Read the records below. Copy each line where the string "subtitle" occurs.

--------------------------------------------------

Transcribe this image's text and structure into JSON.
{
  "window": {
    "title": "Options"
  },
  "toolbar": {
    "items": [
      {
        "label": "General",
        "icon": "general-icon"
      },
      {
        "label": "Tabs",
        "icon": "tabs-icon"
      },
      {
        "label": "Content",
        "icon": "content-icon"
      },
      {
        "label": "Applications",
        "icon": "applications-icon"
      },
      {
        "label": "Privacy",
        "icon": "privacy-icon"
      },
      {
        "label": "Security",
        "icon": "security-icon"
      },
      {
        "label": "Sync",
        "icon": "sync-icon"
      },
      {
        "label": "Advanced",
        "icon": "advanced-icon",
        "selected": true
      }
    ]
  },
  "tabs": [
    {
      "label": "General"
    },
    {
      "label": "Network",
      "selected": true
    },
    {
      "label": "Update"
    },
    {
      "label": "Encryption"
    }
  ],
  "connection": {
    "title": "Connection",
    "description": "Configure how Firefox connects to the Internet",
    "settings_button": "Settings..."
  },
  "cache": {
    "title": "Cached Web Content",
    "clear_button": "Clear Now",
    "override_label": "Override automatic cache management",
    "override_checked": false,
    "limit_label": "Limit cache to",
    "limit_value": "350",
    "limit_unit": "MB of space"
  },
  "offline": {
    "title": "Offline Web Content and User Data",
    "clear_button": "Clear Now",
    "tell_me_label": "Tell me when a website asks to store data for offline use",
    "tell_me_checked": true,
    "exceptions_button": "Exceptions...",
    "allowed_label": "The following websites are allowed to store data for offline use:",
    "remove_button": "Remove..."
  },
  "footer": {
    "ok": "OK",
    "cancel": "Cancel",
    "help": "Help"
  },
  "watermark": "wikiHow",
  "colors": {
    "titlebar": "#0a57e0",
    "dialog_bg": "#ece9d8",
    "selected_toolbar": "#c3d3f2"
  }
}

--------------------------------------------------

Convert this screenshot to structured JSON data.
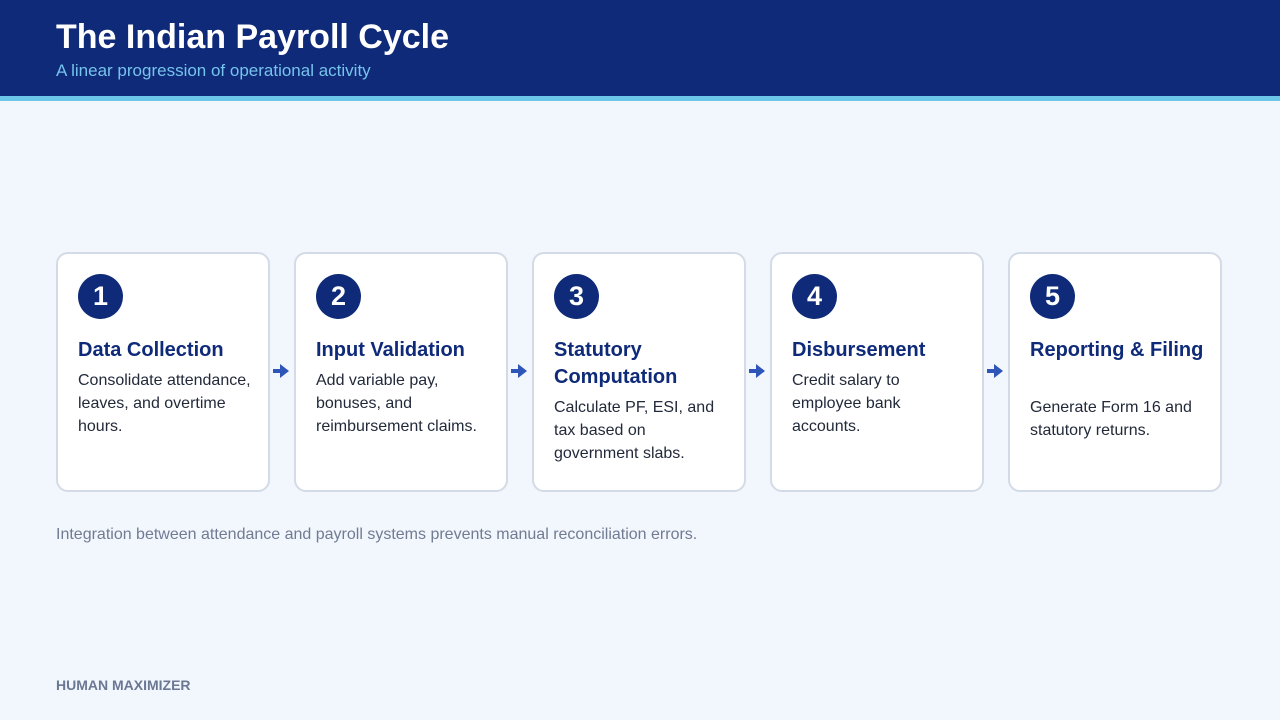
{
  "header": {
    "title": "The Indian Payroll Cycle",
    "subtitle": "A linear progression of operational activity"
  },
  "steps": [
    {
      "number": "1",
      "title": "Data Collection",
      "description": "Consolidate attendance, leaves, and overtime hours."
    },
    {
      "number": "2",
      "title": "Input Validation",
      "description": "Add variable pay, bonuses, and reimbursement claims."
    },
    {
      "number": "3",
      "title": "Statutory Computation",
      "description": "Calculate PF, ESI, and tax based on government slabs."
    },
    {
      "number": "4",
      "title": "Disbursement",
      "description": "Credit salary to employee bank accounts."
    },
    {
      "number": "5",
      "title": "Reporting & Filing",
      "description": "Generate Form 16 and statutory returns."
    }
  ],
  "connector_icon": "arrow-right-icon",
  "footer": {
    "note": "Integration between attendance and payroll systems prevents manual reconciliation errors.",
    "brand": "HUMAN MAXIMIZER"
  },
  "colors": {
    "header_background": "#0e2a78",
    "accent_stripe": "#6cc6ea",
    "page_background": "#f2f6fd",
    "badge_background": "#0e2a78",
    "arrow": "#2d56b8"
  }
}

--------------------------------------------------

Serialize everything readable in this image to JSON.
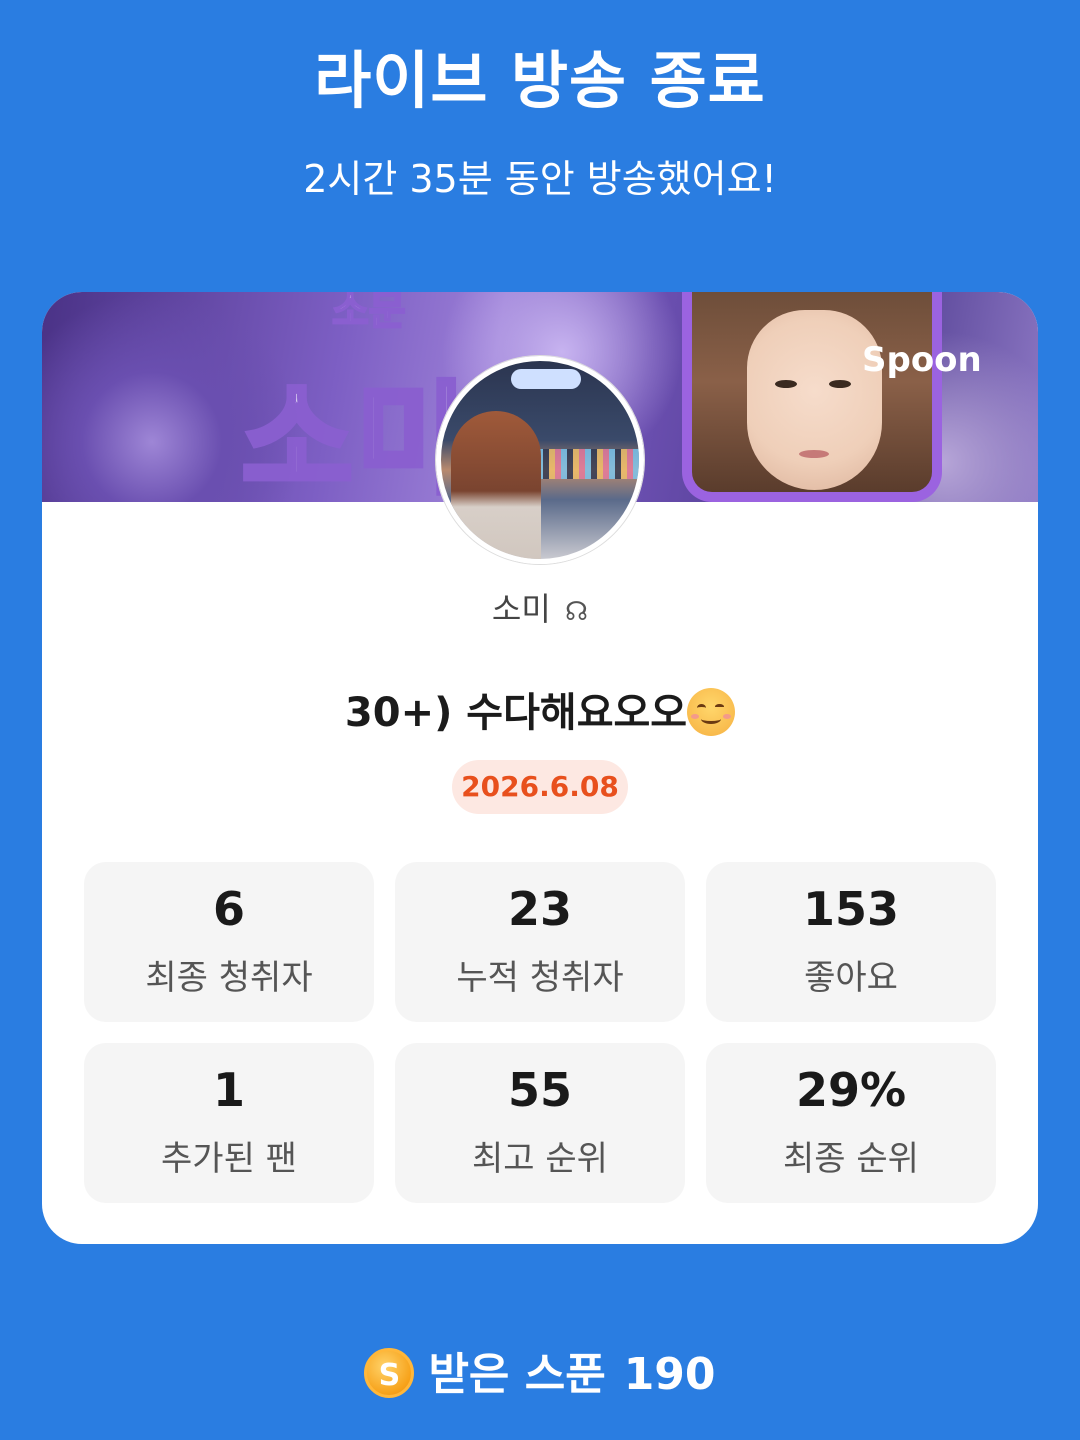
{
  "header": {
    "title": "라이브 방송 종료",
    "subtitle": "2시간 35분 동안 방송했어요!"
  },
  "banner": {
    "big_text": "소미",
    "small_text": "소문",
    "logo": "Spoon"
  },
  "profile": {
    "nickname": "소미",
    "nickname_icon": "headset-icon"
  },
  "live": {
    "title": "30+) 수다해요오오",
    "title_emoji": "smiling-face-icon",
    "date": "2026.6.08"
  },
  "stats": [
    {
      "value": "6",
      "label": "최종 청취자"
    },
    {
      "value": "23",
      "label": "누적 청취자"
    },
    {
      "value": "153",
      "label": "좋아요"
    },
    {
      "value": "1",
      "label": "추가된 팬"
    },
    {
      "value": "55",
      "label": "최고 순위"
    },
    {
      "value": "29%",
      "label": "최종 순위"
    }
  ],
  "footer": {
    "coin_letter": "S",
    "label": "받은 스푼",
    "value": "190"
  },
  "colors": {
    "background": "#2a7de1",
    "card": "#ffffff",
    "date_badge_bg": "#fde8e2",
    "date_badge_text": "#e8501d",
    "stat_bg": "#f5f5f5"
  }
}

--------------------------------------------------

*Expected output*.
    "subtitle": "A linear progression of operational activity"
    "subtitle": "2시간 35분 동안 방송했어요!"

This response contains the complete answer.